- _Task prompt_:
In full and without deviation, write out the entries that follow.

- _Record extracts_:

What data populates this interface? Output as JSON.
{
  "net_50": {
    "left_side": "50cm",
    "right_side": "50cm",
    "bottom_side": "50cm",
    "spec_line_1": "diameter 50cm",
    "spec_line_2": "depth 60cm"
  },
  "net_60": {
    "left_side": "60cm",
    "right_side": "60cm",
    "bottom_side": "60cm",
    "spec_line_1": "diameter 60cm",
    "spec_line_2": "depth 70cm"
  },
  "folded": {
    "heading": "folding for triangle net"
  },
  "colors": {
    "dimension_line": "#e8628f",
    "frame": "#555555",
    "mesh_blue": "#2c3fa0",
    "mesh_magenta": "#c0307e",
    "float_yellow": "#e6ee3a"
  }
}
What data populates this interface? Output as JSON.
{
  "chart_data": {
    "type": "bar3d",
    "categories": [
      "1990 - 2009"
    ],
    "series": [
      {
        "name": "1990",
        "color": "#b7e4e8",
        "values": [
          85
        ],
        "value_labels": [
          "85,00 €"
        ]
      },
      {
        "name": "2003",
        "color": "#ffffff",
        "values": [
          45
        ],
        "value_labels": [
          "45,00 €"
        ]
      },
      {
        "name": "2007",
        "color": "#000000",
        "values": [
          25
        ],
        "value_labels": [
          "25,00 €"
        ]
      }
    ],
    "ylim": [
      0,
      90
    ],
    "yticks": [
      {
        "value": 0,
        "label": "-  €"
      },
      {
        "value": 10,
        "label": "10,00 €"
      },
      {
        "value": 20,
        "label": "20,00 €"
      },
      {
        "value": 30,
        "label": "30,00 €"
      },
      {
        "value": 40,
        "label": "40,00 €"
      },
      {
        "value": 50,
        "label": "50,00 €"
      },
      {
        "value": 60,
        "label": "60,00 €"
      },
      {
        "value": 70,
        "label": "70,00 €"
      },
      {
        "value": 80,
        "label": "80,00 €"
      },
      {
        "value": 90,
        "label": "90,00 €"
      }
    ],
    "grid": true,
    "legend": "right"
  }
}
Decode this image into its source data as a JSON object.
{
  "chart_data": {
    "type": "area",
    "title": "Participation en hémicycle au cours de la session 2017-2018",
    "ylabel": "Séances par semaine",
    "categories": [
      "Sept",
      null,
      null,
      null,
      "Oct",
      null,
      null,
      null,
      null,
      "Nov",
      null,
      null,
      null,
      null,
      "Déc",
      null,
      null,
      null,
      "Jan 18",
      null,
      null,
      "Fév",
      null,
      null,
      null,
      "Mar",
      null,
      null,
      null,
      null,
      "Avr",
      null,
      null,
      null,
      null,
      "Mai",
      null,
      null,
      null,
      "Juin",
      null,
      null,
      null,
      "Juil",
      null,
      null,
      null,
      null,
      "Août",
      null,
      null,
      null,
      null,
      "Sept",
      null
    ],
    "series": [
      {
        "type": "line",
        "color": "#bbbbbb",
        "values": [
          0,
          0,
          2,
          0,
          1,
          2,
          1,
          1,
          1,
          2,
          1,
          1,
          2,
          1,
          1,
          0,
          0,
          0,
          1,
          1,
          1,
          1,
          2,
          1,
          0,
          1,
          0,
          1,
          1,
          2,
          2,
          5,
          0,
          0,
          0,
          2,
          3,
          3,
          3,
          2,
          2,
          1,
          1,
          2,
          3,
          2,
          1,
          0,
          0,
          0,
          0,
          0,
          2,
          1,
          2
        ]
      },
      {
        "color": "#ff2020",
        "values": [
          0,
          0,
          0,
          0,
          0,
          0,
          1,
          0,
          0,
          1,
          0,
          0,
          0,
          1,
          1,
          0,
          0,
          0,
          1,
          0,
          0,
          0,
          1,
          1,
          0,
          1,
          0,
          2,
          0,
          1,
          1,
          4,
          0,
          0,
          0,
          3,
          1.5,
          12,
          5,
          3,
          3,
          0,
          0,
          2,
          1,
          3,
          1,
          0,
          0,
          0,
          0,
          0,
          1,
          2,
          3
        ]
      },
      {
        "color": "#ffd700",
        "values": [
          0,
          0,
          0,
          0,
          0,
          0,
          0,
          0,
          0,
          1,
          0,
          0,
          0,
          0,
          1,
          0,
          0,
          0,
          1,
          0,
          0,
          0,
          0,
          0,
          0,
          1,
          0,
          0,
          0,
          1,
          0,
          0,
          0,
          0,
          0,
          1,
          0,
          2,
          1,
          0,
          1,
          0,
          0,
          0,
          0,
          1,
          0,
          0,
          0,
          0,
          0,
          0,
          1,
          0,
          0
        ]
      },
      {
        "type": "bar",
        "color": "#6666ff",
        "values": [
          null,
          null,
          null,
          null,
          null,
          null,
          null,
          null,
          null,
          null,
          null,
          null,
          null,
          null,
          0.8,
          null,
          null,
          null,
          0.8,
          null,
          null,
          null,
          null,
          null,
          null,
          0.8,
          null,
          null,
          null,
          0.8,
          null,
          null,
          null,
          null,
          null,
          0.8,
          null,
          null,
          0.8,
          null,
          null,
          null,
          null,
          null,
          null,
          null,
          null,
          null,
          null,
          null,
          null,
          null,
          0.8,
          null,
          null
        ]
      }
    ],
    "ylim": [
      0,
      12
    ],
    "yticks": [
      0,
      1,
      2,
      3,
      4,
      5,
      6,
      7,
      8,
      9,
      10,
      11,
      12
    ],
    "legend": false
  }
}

- _Exercise solution_:
What data populates this interface? Output as JSON.
{
  "net_50": {
    "left_side": "50cm",
    "right_side": "50cm",
    "bottom_side": "50cm",
    "spec_line_1": "diameter 50cm",
    "spec_line_2": "depth 60cm"
  },
  "net_60": {
    "left_side": "60cm",
    "right_side": "60cm",
    "bottom_side": "60cm",
    "spec_line_1": "diameter 60cm",
    "spec_line_2": "depth 70cm"
  },
  "folded": {
    "heading": "folding for triangle net"
  },
  "colors": {
    "dimension_line": "#e8628f",
    "frame": "#555555",
    "mesh_blue": "#2c3fa0",
    "mesh_magenta": "#c0307e",
    "float_yellow": "#e6ee3a"
  }
}
What data populates this interface? Output as JSON.
{
  "chart_data": {
    "type": "bar3d",
    "categories": [
      "1990 - 2009"
    ],
    "series": [
      {
        "name": "1990",
        "color": "#b7e4e8",
        "values": [
          85
        ],
        "value_labels": [
          "85,00 €"
        ]
      },
      {
        "name": "2003",
        "color": "#ffffff",
        "values": [
          45
        ],
        "value_labels": [
          "45,00 €"
        ]
      },
      {
        "name": "2007",
        "color": "#000000",
        "values": [
          25
        ],
        "value_labels": [
          "25,00 €"
        ]
      }
    ],
    "ylim": [
      0,
      90
    ],
    "yticks": [
      {
        "value": 0,
        "label": "-  €"
      },
      {
        "value": 10,
        "label": "10,00 €"
      },
      {
        "value": 20,
        "label": "20,00 €"
      },
      {
        "value": 30,
        "label": "30,00 €"
      },
      {
        "value": 40,
        "label": "40,00 €"
      },
      {
        "value": 50,
        "label": "50,00 €"
      },
      {
        "value": 60,
        "label": "60,00 €"
      },
      {
        "value": 70,
        "label": "70,00 €"
      },
      {
        "value": 80,
        "label": "80,00 €"
      },
      {
        "value": 90,
        "label": "90,00 €"
      }
    ],
    "grid": true,
    "legend": "right"
  }
}
Decode this image into its source data as a JSON object.
{
  "chart_data": {
    "type": "area",
    "title": "Participation en hémicycle au cours de la session 2017-2018",
    "ylabel": "Séances par semaine",
    "categories": [
      "Sept",
      null,
      null,
      null,
      "Oct",
      null,
      null,
      null,
      null,
      "Nov",
      null,
      null,
      null,
      null,
      "Déc",
      null,
      null,
      null,
      "Jan 18",
      null,
      null,
      "Fév",
      null,
      null,
      null,
      "Mar",
      null,
      null,
      null,
      null,
      "Avr",
      null,
      null,
      null,
      null,
      "Mai",
      null,
      null,
      null,
      "Juin",
      null,
      null,
      null,
      "Juil",
      null,
      null,
      null,
      null,
      "Août",
      null,
      null,
      null,
      null,
      "Sept",
      null
    ],
    "series": [
      {
        "type": "line",
        "color": "#bbbbbb",
        "values": [
          0,
          0,
          2,
          0,
          1,
          2,
          1,
          1,
          1,
          2,
          1,
          1,
          2,
          1,
          1,
          0,
          0,
          0,
          1,
          1,
          1,
          1,
          2,
          1,
          0,
          1,
          0,
          1,
          1,
          2,
          2,
          5,
          0,
          0,
          0,
          2,
          3,
          3,
          3,
          2,
          2,
          1,
          1,
          2,
          3,
          2,
          1,
          0,
          0,
          0,
          0,
          0,
          2,
          1,
          2
        ]
      },
      {
        "color": "#ff2020",
        "values": [
          0,
          0,
          0,
          0,
          0,
          0,
          1,
          0,
          0,
          1,
          0,
          0,
          0,
          1,
          1,
          0,
          0,
          0,
          1,
          0,
          0,
          0,
          1,
          1,
          0,
          1,
          0,
          2,
          0,
          1,
          1,
          4,
          0,
          0,
          0,
          3,
          1.5,
          12,
          5,
          3,
          3,
          0,
          0,
          2,
          1,
          3,
          1,
          0,
          0,
          0,
          0,
          0,
          1,
          2,
          3
        ]
      },
      {
        "color": "#ffd700",
        "values": [
          0,
          0,
          0,
          0,
          0,
          0,
          0,
          0,
          0,
          1,
          0,
          0,
          0,
          0,
          1,
          0,
          0,
          0,
          1,
          0,
          0,
          0,
          0,
          0,
          0,
          1,
          0,
          0,
          0,
          1,
          0,
          0,
          0,
          0,
          0,
          1,
          0,
          2,
          1,
          0,
          1,
          0,
          0,
          0,
          0,
          1,
          0,
          0,
          0,
          0,
          0,
          0,
          1,
          0,
          0
        ]
      },
      {
        "type": "bar",
        "color": "#6666ff",
        "values": [
          null,
          null,
          null,
          null,
          null,
          null,
          null,
          null,
          null,
          null,
          null,
          null,
          null,
          null,
          0.8,
          null,
          null,
          null,
          0.8,
          null,
          null,
          null,
          null,
          null,
          null,
          0.8,
          null,
          null,
          null,
          0.8,
          null,
          null,
          null,
          null,
          null,
          0.8,
          null,
          null,
          0.8,
          null,
          null,
          null,
          null,
          null,
          null,
          null,
          null,
          null,
          null,
          null,
          null,
          null,
          0.8,
          null,
          null
        ]
      }
    ],
    "ylim": [
      0,
      12
    ],
    "yticks": [
      0,
      1,
      2,
      3,
      4,
      5,
      6,
      7,
      8,
      9,
      10,
      11,
      12
    ],
    "legend": false
  }
}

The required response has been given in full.